__STORED RECORDS__
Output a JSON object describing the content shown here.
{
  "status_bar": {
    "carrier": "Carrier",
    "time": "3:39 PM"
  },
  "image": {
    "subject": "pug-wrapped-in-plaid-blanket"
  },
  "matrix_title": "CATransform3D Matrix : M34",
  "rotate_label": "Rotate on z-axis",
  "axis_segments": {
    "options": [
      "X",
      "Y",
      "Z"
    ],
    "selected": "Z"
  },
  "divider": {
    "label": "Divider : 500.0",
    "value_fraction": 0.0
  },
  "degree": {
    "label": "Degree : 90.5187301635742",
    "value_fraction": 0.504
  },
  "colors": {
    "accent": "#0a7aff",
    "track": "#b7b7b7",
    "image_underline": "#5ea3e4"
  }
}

__TO BE DONE__
Exactly as shown above, return every record.

__EXERCISE OUTPUT__
Output a JSON object describing the content shown here.
{
  "status_bar": {
    "carrier": "Carrier",
    "time": "3:39 PM"
  },
  "image": {
    "subject": "pug-wrapped-in-plaid-blanket"
  },
  "matrix_title": "CATransform3D Matrix : M34",
  "rotate_label": "Rotate on z-axis",
  "axis_segments": {
    "options": [
      "X",
      "Y",
      "Z"
    ],
    "selected": "Z"
  },
  "divider": {
    "label": "Divider : 500.0",
    "value_fraction": 0.0
  },
  "degree": {
    "label": "Degree : 90.5187301635742",
    "value_fraction": 0.504
  },
  "colors": {
    "accent": "#0a7aff",
    "track": "#b7b7b7",
    "image_underline": "#5ea3e4"
  }
}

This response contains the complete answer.